The exercise
Quote every line below exactly as it reads.
--- start of Stored records ---
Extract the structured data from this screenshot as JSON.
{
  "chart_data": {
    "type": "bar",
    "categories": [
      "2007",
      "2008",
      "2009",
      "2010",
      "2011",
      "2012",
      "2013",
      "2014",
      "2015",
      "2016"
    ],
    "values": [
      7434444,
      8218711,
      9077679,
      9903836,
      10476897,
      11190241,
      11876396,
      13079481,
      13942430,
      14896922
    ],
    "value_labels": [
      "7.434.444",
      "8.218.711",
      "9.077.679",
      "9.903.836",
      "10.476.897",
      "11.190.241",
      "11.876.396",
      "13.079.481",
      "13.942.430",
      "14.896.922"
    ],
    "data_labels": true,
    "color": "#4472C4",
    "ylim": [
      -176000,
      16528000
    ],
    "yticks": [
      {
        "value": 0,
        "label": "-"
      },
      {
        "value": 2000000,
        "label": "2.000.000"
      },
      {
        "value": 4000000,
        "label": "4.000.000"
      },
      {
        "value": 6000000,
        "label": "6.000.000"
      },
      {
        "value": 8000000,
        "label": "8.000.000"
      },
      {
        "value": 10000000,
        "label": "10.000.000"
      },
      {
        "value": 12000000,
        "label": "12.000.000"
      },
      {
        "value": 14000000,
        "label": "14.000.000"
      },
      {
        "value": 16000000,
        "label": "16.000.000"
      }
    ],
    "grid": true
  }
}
--- end of Stored records ---
Right answer
Extract the structured data from this screenshot as JSON.
{
  "chart_data": {
    "type": "bar",
    "categories": [
      "2007",
      "2008",
      "2009",
      "2010",
      "2011",
      "2012",
      "2013",
      "2014",
      "2015",
      "2016"
    ],
    "values": [
      7434444,
      8218711,
      9077679,
      9903836,
      10476897,
      11190241,
      11876396,
      13079481,
      13942430,
      14896922
    ],
    "value_labels": [
      "7.434.444",
      "8.218.711",
      "9.077.679",
      "9.903.836",
      "10.476.897",
      "11.190.241",
      "11.876.396",
      "13.079.481",
      "13.942.430",
      "14.896.922"
    ],
    "data_labels": true,
    "color": "#4472C4",
    "ylim": [
      -176000,
      16528000
    ],
    "yticks": [
      {
        "value": 0,
        "label": "-"
      },
      {
        "value": 2000000,
        "label": "2.000.000"
      },
      {
        "value": 4000000,
        "label": "4.000.000"
      },
      {
        "value": 6000000,
        "label": "6.000.000"
      },
      {
        "value": 8000000,
        "label": "8.000.000"
      },
      {
        "value": 10000000,
        "label": "10.000.000"
      },
      {
        "value": 12000000,
        "label": "12.000.000"
      },
      {
        "value": 14000000,
        "label": "14.000.000"
      },
      {
        "value": 16000000,
        "label": "16.000.000"
      }
    ],
    "grid": true
  }
}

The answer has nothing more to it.